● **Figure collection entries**
• • • • •
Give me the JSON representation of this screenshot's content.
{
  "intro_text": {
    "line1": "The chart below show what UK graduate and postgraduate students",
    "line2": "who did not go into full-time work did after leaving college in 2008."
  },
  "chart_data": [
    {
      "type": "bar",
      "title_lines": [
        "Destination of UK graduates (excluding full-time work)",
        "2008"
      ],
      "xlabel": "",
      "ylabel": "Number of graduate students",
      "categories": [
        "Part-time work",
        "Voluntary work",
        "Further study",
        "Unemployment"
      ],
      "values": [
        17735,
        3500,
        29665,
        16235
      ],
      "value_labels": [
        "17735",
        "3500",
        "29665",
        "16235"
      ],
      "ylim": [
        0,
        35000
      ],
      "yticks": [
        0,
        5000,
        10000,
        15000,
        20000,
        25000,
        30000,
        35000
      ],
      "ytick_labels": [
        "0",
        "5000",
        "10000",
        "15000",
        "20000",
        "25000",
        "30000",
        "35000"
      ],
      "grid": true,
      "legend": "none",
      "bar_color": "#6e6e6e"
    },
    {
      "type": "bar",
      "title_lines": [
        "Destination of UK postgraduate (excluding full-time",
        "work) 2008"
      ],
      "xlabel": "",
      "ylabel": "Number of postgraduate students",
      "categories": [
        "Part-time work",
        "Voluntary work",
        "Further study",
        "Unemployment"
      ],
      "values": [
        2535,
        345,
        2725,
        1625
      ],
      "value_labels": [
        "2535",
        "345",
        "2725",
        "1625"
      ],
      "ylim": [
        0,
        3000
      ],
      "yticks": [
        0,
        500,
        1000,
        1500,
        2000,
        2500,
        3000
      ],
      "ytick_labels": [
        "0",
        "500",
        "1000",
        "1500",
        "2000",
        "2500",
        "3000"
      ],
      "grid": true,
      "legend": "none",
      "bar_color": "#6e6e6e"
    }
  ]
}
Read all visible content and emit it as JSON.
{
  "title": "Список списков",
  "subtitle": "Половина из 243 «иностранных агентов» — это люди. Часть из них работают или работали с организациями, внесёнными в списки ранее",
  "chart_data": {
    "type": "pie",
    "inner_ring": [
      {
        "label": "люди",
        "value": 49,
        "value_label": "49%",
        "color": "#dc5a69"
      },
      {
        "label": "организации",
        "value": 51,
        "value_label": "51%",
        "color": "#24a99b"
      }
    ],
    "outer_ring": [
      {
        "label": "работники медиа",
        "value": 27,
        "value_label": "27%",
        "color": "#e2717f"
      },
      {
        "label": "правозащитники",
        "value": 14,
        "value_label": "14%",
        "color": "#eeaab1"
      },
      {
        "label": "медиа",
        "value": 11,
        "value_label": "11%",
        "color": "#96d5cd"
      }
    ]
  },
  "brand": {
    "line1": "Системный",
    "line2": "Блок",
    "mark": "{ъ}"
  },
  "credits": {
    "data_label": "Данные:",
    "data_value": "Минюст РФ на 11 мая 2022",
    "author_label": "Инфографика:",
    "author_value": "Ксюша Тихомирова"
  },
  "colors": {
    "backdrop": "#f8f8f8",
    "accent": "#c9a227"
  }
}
• • • • •
● **Exercise directions**
Pull out every line containing "JSON".

● **Answer for this exercise**
Give me the JSON representation of this screenshot's content.
Read all visible content and emit it as JSON.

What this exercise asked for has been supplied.